• TASK OBJECTIVE:
Scan the records for the word "upper". Copy each line that includes it.

BEGIN RECORDS FOR THIS EXERCISE

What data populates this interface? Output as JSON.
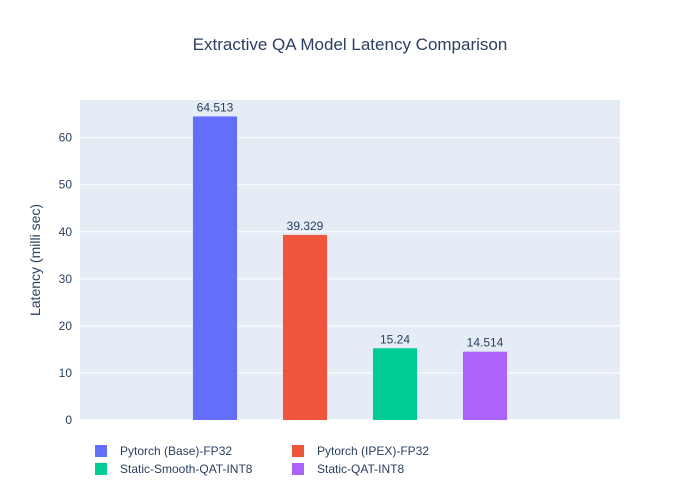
{
  "chart_data": {
    "type": "bar",
    "title": "Extractive QA Model Latency Comparison",
    "xlabel": "",
    "ylabel": "Latency (milli sec)",
    "ylim": [
      0,
      68
    ],
    "yticks": [
      0,
      10,
      20,
      30,
      40,
      50,
      60
    ],
    "grid": true,
    "legend_position": "bottom",
    "series": [
      {
        "name": "Pytorch (Base)-FP32",
        "value": 64.513,
        "label": "64.513",
        "color": "#636efa"
      },
      {
        "name": "Pytorch (IPEX)-FP32",
        "value": 39.329,
        "label": "39.329",
        "color": "#ef553b"
      },
      {
        "name": "Static-Smooth-QAT-INT8",
        "value": 15.24,
        "label": "15.24",
        "color": "#00cc96"
      },
      {
        "name": "Static-QAT-INT8",
        "value": 14.514,
        "label": "14.514",
        "color": "#ab63fa"
      }
    ],
    "plot_background": "#e5ecf6"
  }
}
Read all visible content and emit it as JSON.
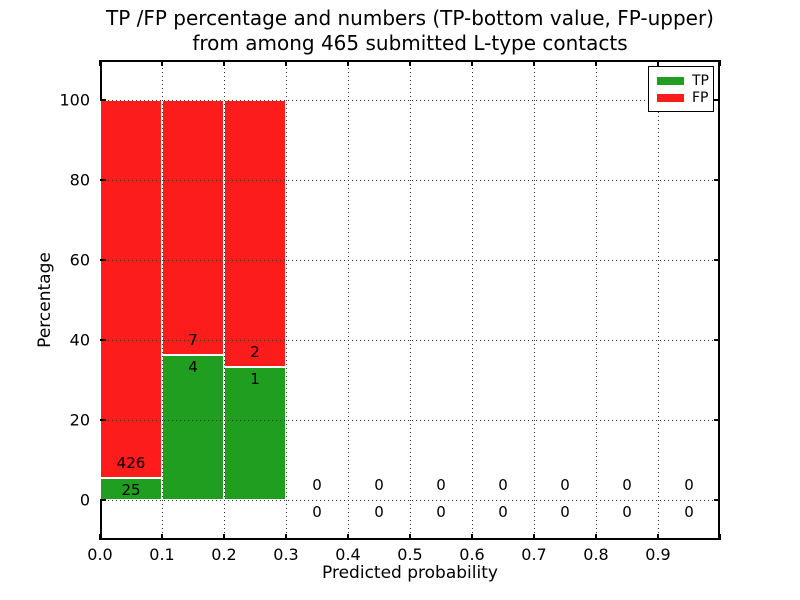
{
  "header": {
    "title_line1": "TP /FP percentage and numbers (TP-bottom value, FP-upper)",
    "title_line2": "from among 465 submitted L-type contacts"
  },
  "axes": {
    "ylabel": "Percentage",
    "xlabel": "Predicted probability",
    "y_ticks": [
      {
        "label": "0",
        "value": 0
      },
      {
        "label": "20",
        "value": 20
      },
      {
        "label": "40",
        "value": 40
      },
      {
        "label": "60",
        "value": 60
      },
      {
        "label": "80",
        "value": 80
      },
      {
        "label": "100",
        "value": 100
      }
    ],
    "x_ticks": [
      {
        "label": "0.0",
        "value": 0.0
      },
      {
        "label": "0.1",
        "value": 0.1
      },
      {
        "label": "0.2",
        "value": 0.2
      },
      {
        "label": "0.3",
        "value": 0.3
      },
      {
        "label": "0.4",
        "value": 0.4
      },
      {
        "label": "0.5",
        "value": 0.5
      },
      {
        "label": "0.6",
        "value": 0.6
      },
      {
        "label": "0.7",
        "value": 0.7
      },
      {
        "label": "0.8",
        "value": 0.8
      },
      {
        "label": "0.9",
        "value": 0.9
      }
    ]
  },
  "legend": {
    "items": [
      {
        "label": "TP",
        "color": "#1f9e1f"
      },
      {
        "label": "FP",
        "color": "#fc1c1c"
      }
    ]
  },
  "colors": {
    "tp": "#1f9e1f",
    "fp": "#fc1c1c",
    "grid": "#333333",
    "spine": "#000000",
    "background": "#ffffff"
  },
  "chart_data": {
    "type": "bar",
    "stacked": true,
    "unit": "percent of bin, heights normalized to 100",
    "title": "TP /FP percentage and numbers (TP-bottom value, FP-upper) from among 465 submitted L-type contacts",
    "xlabel": "Predicted probability",
    "ylabel": "Percentage",
    "xlim": [
      0.0,
      1.0
    ],
    "ylim": [
      -10,
      110
    ],
    "grid": true,
    "legend_position": "upper right",
    "bin_width": 0.1,
    "categories": [
      "0.0-0.1",
      "0.1-0.2",
      "0.2-0.3",
      "0.3-0.4",
      "0.4-0.5",
      "0.5-0.6",
      "0.6-0.7",
      "0.7-0.8",
      "0.8-0.9",
      "0.9-1.0"
    ],
    "bin_centers": [
      0.05,
      0.15,
      0.25,
      0.35,
      0.45,
      0.55,
      0.65,
      0.75,
      0.85,
      0.95
    ],
    "series": [
      {
        "name": "TP",
        "counts": [
          25,
          4,
          1,
          0,
          0,
          0,
          0,
          0,
          0,
          0
        ],
        "percent": [
          5.54,
          36.36,
          33.33,
          0,
          0,
          0,
          0,
          0,
          0,
          0
        ]
      },
      {
        "name": "FP",
        "counts": [
          426,
          7,
          2,
          0,
          0,
          0,
          0,
          0,
          0,
          0
        ],
        "percent": [
          94.46,
          63.64,
          66.67,
          0,
          0,
          0,
          0,
          0,
          0,
          0
        ]
      }
    ],
    "total_contacts": 465
  }
}
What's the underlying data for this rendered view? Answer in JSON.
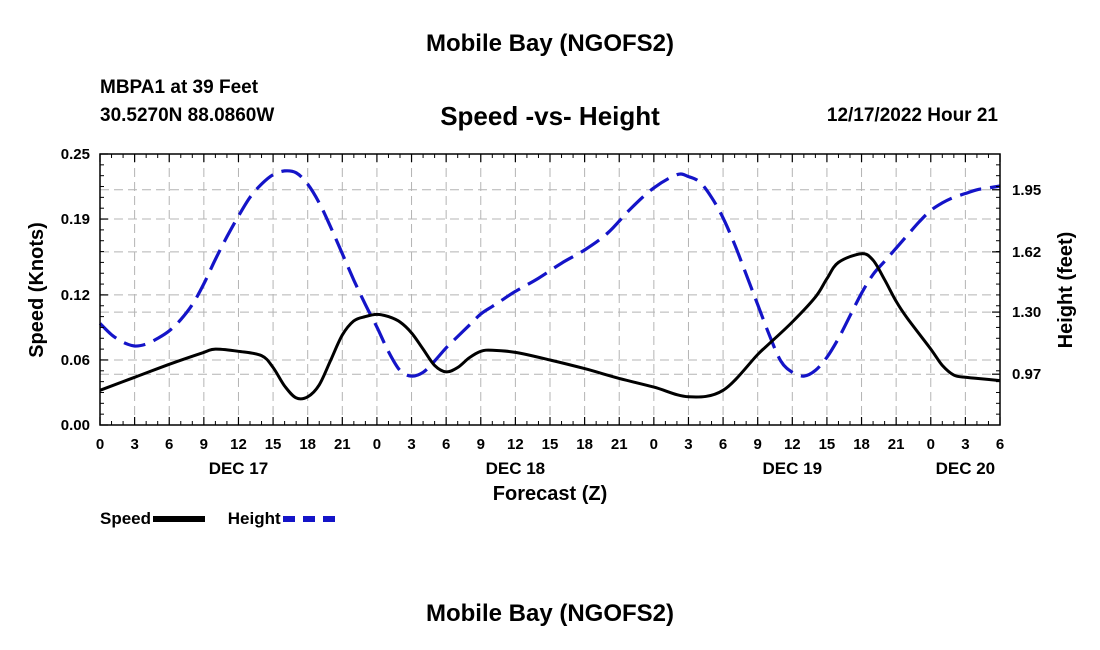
{
  "header": {
    "title": "Mobile Bay (NGOFS2)",
    "station": "MBPA1 at 39 Feet",
    "coords": "30.5270N  88.0860W",
    "subtitle": "Speed -vs- Height",
    "datetime": "12/17/2022 Hour 21"
  },
  "footer": {
    "title": "Mobile Bay (NGOFS2)"
  },
  "legend": {
    "speed_label": "Speed",
    "height_label": "Height"
  },
  "chart_data": {
    "type": "line",
    "xlabel": "Forecast (Z)",
    "ylabel": "Speed (Knots)",
    "y2label": "Height (feet)",
    "x_unit": "hours from DEC 17 00Z",
    "xlim": [
      0,
      78
    ],
    "ylim": [
      0,
      0.25
    ],
    "y2lim": [
      0.7,
      2.14
    ],
    "x_ticks": [
      0,
      3,
      6,
      9,
      12,
      15,
      18,
      21,
      24,
      27,
      30,
      33,
      36,
      39,
      42,
      45,
      48,
      51,
      54,
      57,
      60,
      63,
      66,
      69,
      72,
      75,
      78
    ],
    "x_tick_labels": [
      "0",
      "3",
      "6",
      "9",
      "12",
      "15",
      "18",
      "21",
      "0",
      "3",
      "6",
      "9",
      "12",
      "15",
      "18",
      "21",
      "0",
      "3",
      "6",
      "9",
      "12",
      "15",
      "18",
      "21",
      "0",
      "3",
      "6"
    ],
    "date_labels": [
      {
        "x": 12,
        "label": "DEC 17"
      },
      {
        "x": 36,
        "label": "DEC 18"
      },
      {
        "x": 60,
        "label": "DEC 19"
      },
      {
        "x": 75,
        "label": "DEC 20"
      }
    ],
    "y_ticks": [
      0,
      0.06,
      0.12,
      0.19,
      0.25
    ],
    "y_tick_labels": [
      "0.00",
      "0.06",
      "0.12",
      "0.19",
      "0.25"
    ],
    "y2_ticks": [
      0.97,
      1.3,
      1.62,
      1.95
    ],
    "y2_tick_labels": [
      "0.97",
      "1.30",
      "1.62",
      "1.95"
    ],
    "grid": true,
    "legend_position": "bottom-left",
    "colors": {
      "speed": "#000000",
      "height": "#1414c8",
      "grid": "#b4b4b4"
    },
    "series": [
      {
        "name": "Speed",
        "axis": "left",
        "style": "solid",
        "x": [
          0,
          3,
          6,
          9,
          10,
          12,
          14,
          15,
          16,
          17,
          18,
          19,
          20,
          21,
          22,
          23,
          24,
          25,
          26,
          27,
          28,
          29,
          30,
          31,
          32,
          33,
          34,
          36,
          39,
          42,
          45,
          48,
          51,
          54,
          57,
          58,
          60,
          62,
          63,
          64,
          66,
          67,
          68,
          69,
          70,
          72,
          73,
          74,
          75,
          76,
          78
        ],
        "y": [
          0.032,
          0.044,
          0.056,
          0.067,
          0.07,
          0.068,
          0.064,
          0.053,
          0.036,
          0.025,
          0.026,
          0.037,
          0.06,
          0.083,
          0.096,
          0.1,
          0.102,
          0.1,
          0.095,
          0.085,
          0.07,
          0.055,
          0.049,
          0.053,
          0.062,
          0.068,
          0.069,
          0.067,
          0.06,
          0.052,
          0.043,
          0.035,
          0.026,
          0.032,
          0.065,
          0.075,
          0.095,
          0.118,
          0.135,
          0.15,
          0.158,
          0.152,
          0.134,
          0.114,
          0.098,
          0.07,
          0.055,
          0.046,
          0.044,
          0.043,
          0.041
        ]
      },
      {
        "name": "Height",
        "axis": "right",
        "style": "dashed",
        "x": [
          0,
          1,
          2,
          3,
          4,
          5,
          6,
          7,
          8,
          9,
          10,
          11,
          12,
          13,
          14,
          15,
          16,
          17,
          18,
          19,
          20,
          21,
          22,
          23,
          24,
          25,
          26,
          27,
          28,
          29,
          30,
          31,
          32,
          33,
          34,
          35,
          36,
          38,
          40,
          42,
          44,
          46,
          48,
          50,
          51,
          52,
          53,
          54,
          55,
          56,
          57,
          58,
          59,
          60,
          61,
          62,
          63,
          64,
          65,
          66,
          67,
          68,
          69,
          70,
          71,
          72,
          73,
          74,
          75,
          76,
          77,
          78
        ],
        "y": [
          1.24,
          1.18,
          1.14,
          1.12,
          1.13,
          1.16,
          1.2,
          1.26,
          1.34,
          1.45,
          1.58,
          1.7,
          1.81,
          1.91,
          1.98,
          2.03,
          2.05,
          2.04,
          1.98,
          1.88,
          1.75,
          1.61,
          1.47,
          1.34,
          1.22,
          1.09,
          0.99,
          0.96,
          0.98,
          1.04,
          1.11,
          1.17,
          1.23,
          1.29,
          1.33,
          1.37,
          1.41,
          1.48,
          1.56,
          1.63,
          1.72,
          1.85,
          1.96,
          2.03,
          2.02,
          1.99,
          1.91,
          1.8,
          1.66,
          1.5,
          1.34,
          1.18,
          1.04,
          0.98,
          0.96,
          0.99,
          1.06,
          1.16,
          1.28,
          1.4,
          1.5,
          1.57,
          1.64,
          1.71,
          1.78,
          1.84,
          1.88,
          1.91,
          1.93,
          1.95,
          1.96,
          1.97
        ]
      }
    ]
  }
}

END RECORDS FOR THIS EXERCISE

• ANSWER BELOW:
    "title_line1": "TP /FP percentage and numbers (TP-bottom value, FP-upper)",
    "title": "TP /FP percentage and numbers (TP-bottom value, FP-upper) from among 465 submitted L-type contacts",
    "legend_position": "upper right",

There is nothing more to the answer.